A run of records
::::::::
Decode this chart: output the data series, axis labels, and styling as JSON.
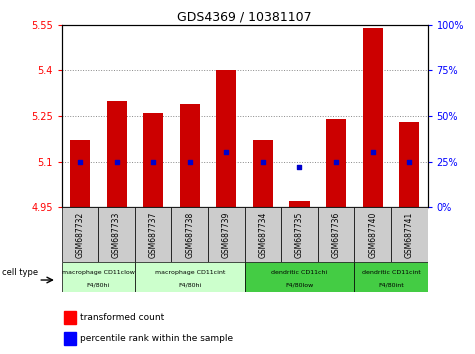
{
  "title": "GDS4369 / 10381107",
  "samples": [
    "GSM687732",
    "GSM687733",
    "GSM687737",
    "GSM687738",
    "GSM687739",
    "GSM687734",
    "GSM687735",
    "GSM687736",
    "GSM687740",
    "GSM687741"
  ],
  "transformed_counts": [
    5.17,
    5.3,
    5.26,
    5.29,
    5.4,
    5.17,
    4.97,
    5.24,
    5.54,
    5.23
  ],
  "percentile_ranks": [
    25,
    25,
    25,
    25,
    30,
    25,
    22,
    25,
    30,
    25
  ],
  "ylim_left": [
    4.95,
    5.55
  ],
  "ylim_right": [
    0,
    100
  ],
  "yticks_left": [
    4.95,
    5.1,
    5.25,
    5.4,
    5.55
  ],
  "yticks_right": [
    0,
    25,
    50,
    75,
    100
  ],
  "bar_color": "#cc0000",
  "dot_color": "#0000cc",
  "bar_bottom": 4.95,
  "cell_types": [
    {
      "label": "macrophage CD11clow F4/80hi",
      "start": 0,
      "end": 2,
      "color": "#ccffcc"
    },
    {
      "label": "macrophage CD11cint F4/80hi",
      "start": 2,
      "end": 5,
      "color": "#ccffcc"
    },
    {
      "label": "dendritic CD11chi F4/80low",
      "start": 5,
      "end": 8,
      "color": "#44cc44"
    },
    {
      "label": "dendritic CD11cint F4/80int",
      "start": 8,
      "end": 10,
      "color": "#44cc44"
    }
  ],
  "legend_tc_label": "transformed count",
  "legend_pr_label": "percentile rank within the sample",
  "cell_type_label": "cell type",
  "xtick_bg_color": "#cccccc",
  "fig_bg_color": "#ffffff"
}
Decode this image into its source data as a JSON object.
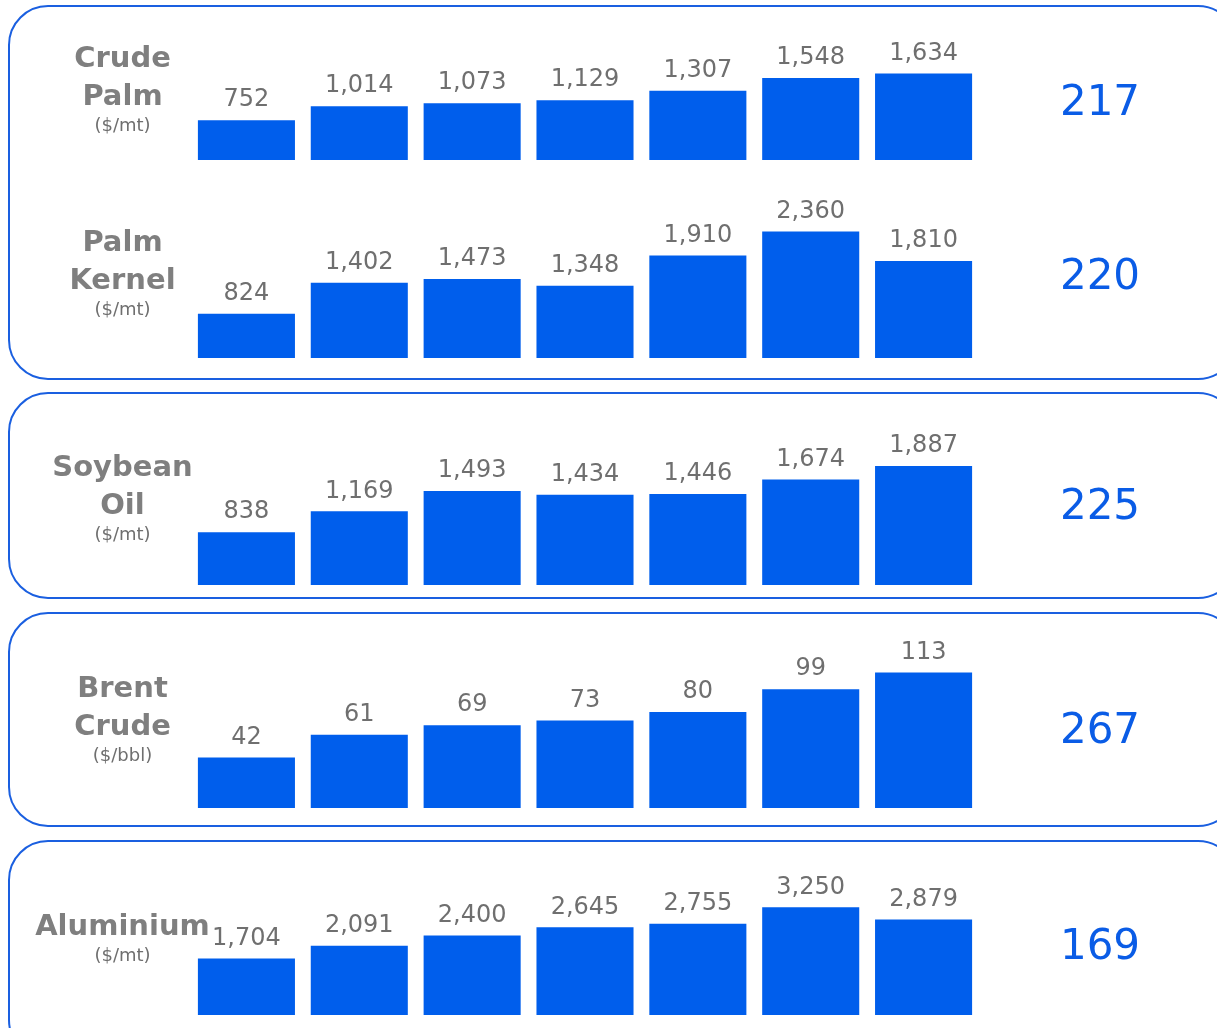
{
  "chart_data": [
    {
      "type": "bar",
      "title": "Crude Palm",
      "subtitle": "($/mt)",
      "categories": [
        null,
        null,
        null,
        null,
        null,
        null,
        null
      ],
      "values": [
        752,
        1014,
        1073,
        1129,
        1307,
        1548,
        1634
      ],
      "value_labels": [
        "752",
        "1,014",
        "1,073",
        "1,129",
        "1,307",
        "1,548",
        "1,634"
      ],
      "color": "#005eec",
      "tick_labels": false,
      "annotations": [
        "217"
      ]
    },
    {
      "type": "bar",
      "title": "Palm Kernel",
      "subtitle": "($/mt)",
      "categories": [
        null,
        null,
        null,
        null,
        null,
        null,
        null
      ],
      "values": [
        824,
        1402,
        1473,
        1348,
        1910,
        2360,
        1810
      ],
      "value_labels": [
        "824",
        "1,402",
        "1,473",
        "1,348",
        "1,910",
        "2,360",
        "1,810"
      ],
      "color": "#005eec",
      "tick_labels": false,
      "annotations": [
        "220"
      ]
    },
    {
      "type": "bar",
      "title": "Soybean Oil",
      "subtitle": "($/mt)",
      "categories": [
        null,
        null,
        null,
        null,
        null,
        null,
        null
      ],
      "values": [
        838,
        1169,
        1493,
        1434,
        1446,
        1674,
        1887
      ],
      "value_labels": [
        "838",
        "1,169",
        "1,493",
        "1,434",
        "1,446",
        "1,674",
        "1,887"
      ],
      "color": "#005eec",
      "tick_labels": false,
      "annotations": [
        "225"
      ]
    },
    {
      "type": "bar",
      "title": "Brent Crude",
      "subtitle": "($/bbl)",
      "categories": [
        null,
        null,
        null,
        null,
        null,
        null,
        null
      ],
      "values": [
        42,
        61,
        69,
        73,
        80,
        99,
        113
      ],
      "data_labels": true,
      "color": "#005eec",
      "tick_labels": false,
      "annotations": [
        "267"
      ]
    },
    {
      "type": "bar",
      "title": "Aluminium",
      "subtitle": "($/mt)",
      "categories": [
        null,
        null,
        null,
        null,
        null,
        null,
        null
      ],
      "values": [
        1704,
        2091,
        2400,
        2645,
        2755,
        3250,
        2879
      ],
      "value_labels": [
        "1,704",
        "2,091",
        "2,400",
        "2,645",
        "2,755",
        "3,250",
        "2,879"
      ],
      "color": "#005eec",
      "tick_labels": false,
      "annotations": [
        "169"
      ]
    }
  ]
}
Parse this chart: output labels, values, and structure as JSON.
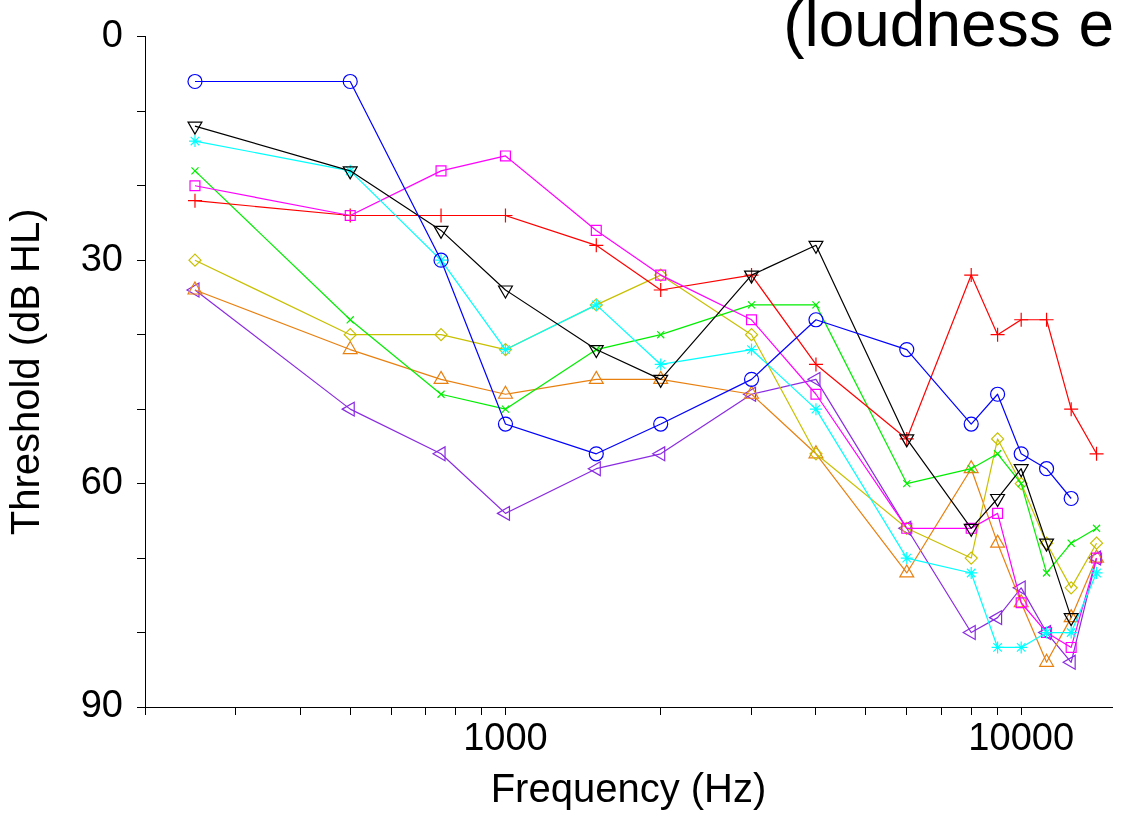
{
  "chart_data": {
    "type": "line",
    "title": "(loudness e",
    "xlabel": "Frequency (Hz)",
    "ylabel": "Threshold (dB HL)",
    "log": "x",
    "grid": false,
    "legend": false,
    "x": [
      250,
      500,
      750,
      1000,
      1500,
      2000,
      3000,
      4000,
      6000,
      8000,
      9000,
      10000,
      11200,
      12500,
      14000
    ],
    "xlim": [
      200,
      15000
    ],
    "xticks": [
      {
        "value": 200,
        "label": null
      },
      {
        "value": 300,
        "label": null
      },
      {
        "value": 400,
        "label": null
      },
      {
        "value": 500,
        "label": null
      },
      {
        "value": 600,
        "label": null
      },
      {
        "value": 700,
        "label": null
      },
      {
        "value": 800,
        "label": null
      },
      {
        "value": 900,
        "label": null
      },
      1000,
      {
        "value": 2000,
        "label": null
      },
      {
        "value": 3000,
        "label": null
      },
      {
        "value": 4000,
        "label": null
      },
      {
        "value": 5000,
        "label": null
      },
      {
        "value": 6000,
        "label": null
      },
      {
        "value": 7000,
        "label": null
      },
      {
        "value": 8000,
        "label": null
      },
      {
        "value": 9000,
        "label": null
      },
      10000
    ],
    "ylim": [
      90,
      0
    ],
    "yticks": [
      0,
      {
        "value": 10,
        "label": null
      },
      {
        "value": 20,
        "label": null
      },
      30,
      {
        "value": 40,
        "label": null
      },
      {
        "value": 50,
        "label": null
      },
      60,
      {
        "value": 70,
        "label": null
      },
      {
        "value": 80,
        "label": null
      },
      90
    ],
    "series": [
      {
        "color": "#0000ff",
        "marker": "circle",
        "values": [
          6,
          6,
          30,
          52,
          56,
          52,
          46,
          38,
          42,
          52,
          48,
          56,
          58,
          62,
          null
        ]
      },
      {
        "color": "#000000",
        "marker": "triangle-down",
        "values": [
          12,
          18,
          26,
          34,
          42,
          46,
          32,
          28,
          54,
          66,
          62,
          58,
          68,
          78,
          null
        ]
      },
      {
        "color": "#00ffff",
        "marker": "cross",
        "values": [
          14,
          18,
          30,
          42,
          36,
          44,
          42,
          50,
          70,
          72,
          82,
          82,
          80,
          80,
          72
        ]
      },
      {
        "color": "#ff00ff",
        "marker": "square",
        "values": [
          20,
          24,
          18,
          16,
          26,
          32,
          38,
          48,
          66,
          66,
          64,
          76,
          80,
          82,
          70
        ]
      },
      {
        "color": "#ff0000",
        "marker": "plus",
        "values": [
          22,
          24,
          24,
          24,
          28,
          34,
          32,
          44,
          54,
          32,
          40,
          38,
          38,
          50,
          56
        ]
      },
      {
        "color": "#00ee00",
        "marker": "x",
        "values": [
          18,
          38,
          48,
          50,
          42,
          40,
          36,
          36,
          60,
          58,
          56,
          60,
          72,
          68,
          66
        ]
      },
      {
        "color": "#c8c000",
        "marker": "diamond",
        "values": [
          30,
          40,
          40,
          42,
          36,
          32,
          40,
          56,
          66,
          70,
          54,
          60,
          68,
          74,
          68
        ]
      },
      {
        "color": "#e88010",
        "marker": "triangle",
        "values": [
          34,
          42,
          46,
          48,
          46,
          46,
          48,
          56,
          72,
          58,
          68,
          76,
          84,
          78,
          70
        ]
      },
      {
        "color": "#8a2be2",
        "marker": "triangle-left",
        "values": [
          34,
          50,
          56,
          64,
          58,
          56,
          48,
          46,
          66,
          80,
          78,
          74,
          80,
          84,
          70
        ]
      }
    ]
  }
}
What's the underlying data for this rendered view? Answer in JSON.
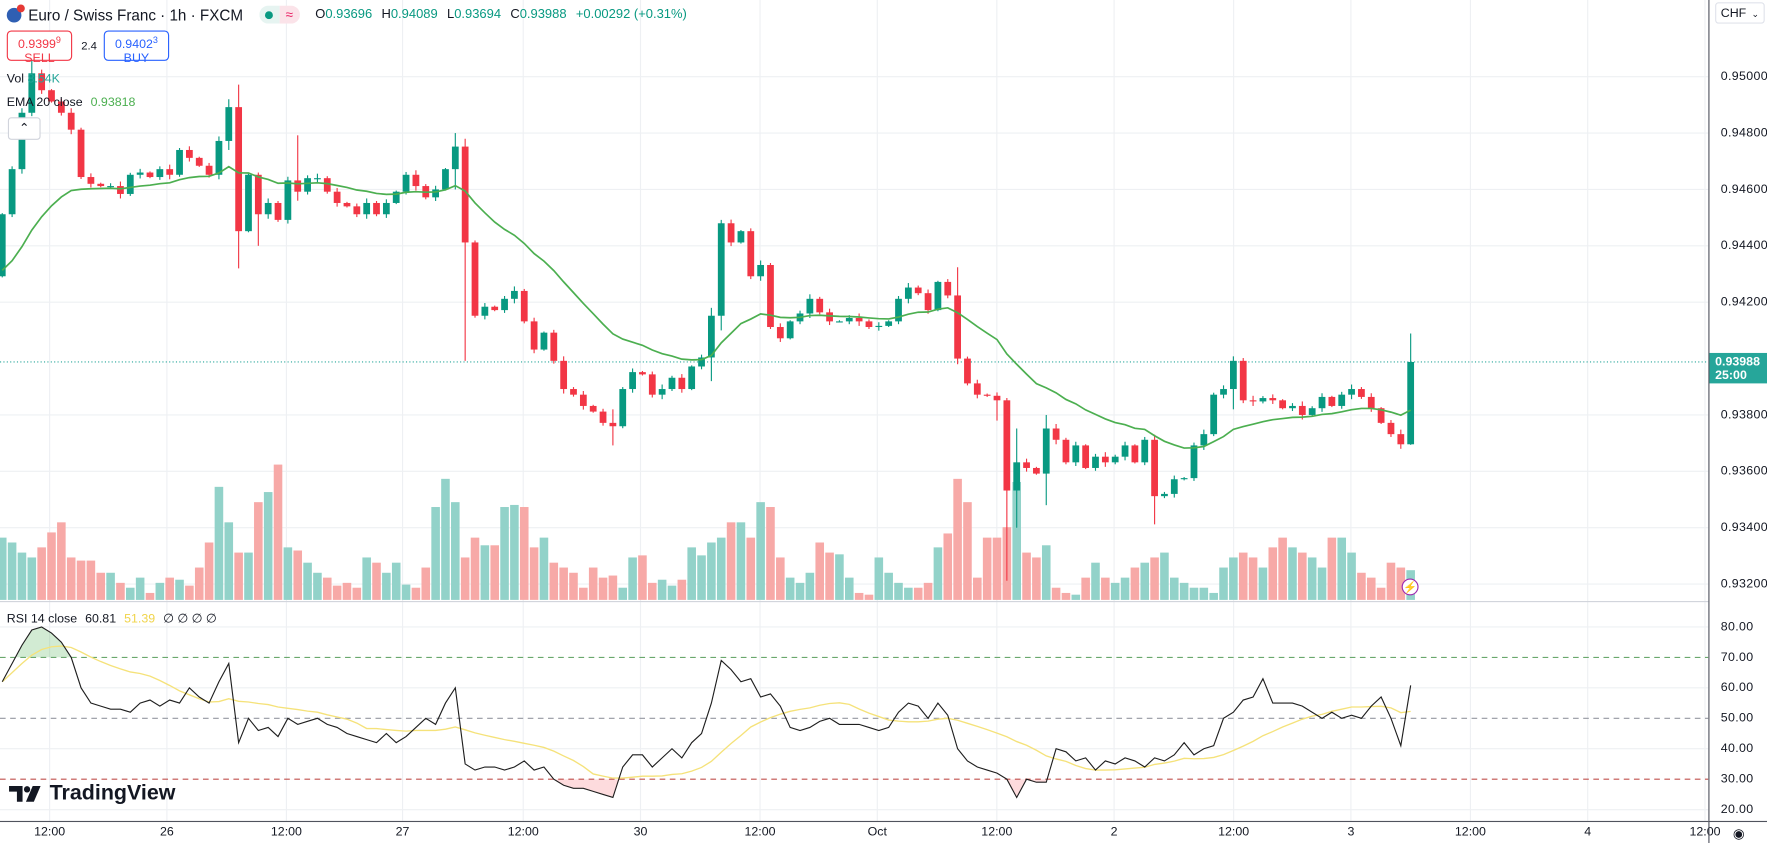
::::::::
▸ EXERCISE INSTRUCTIONS
Tell how many lines in the material contain the word "triangle". Only the number is wanted.

▸ FINISHED EXERCISE
3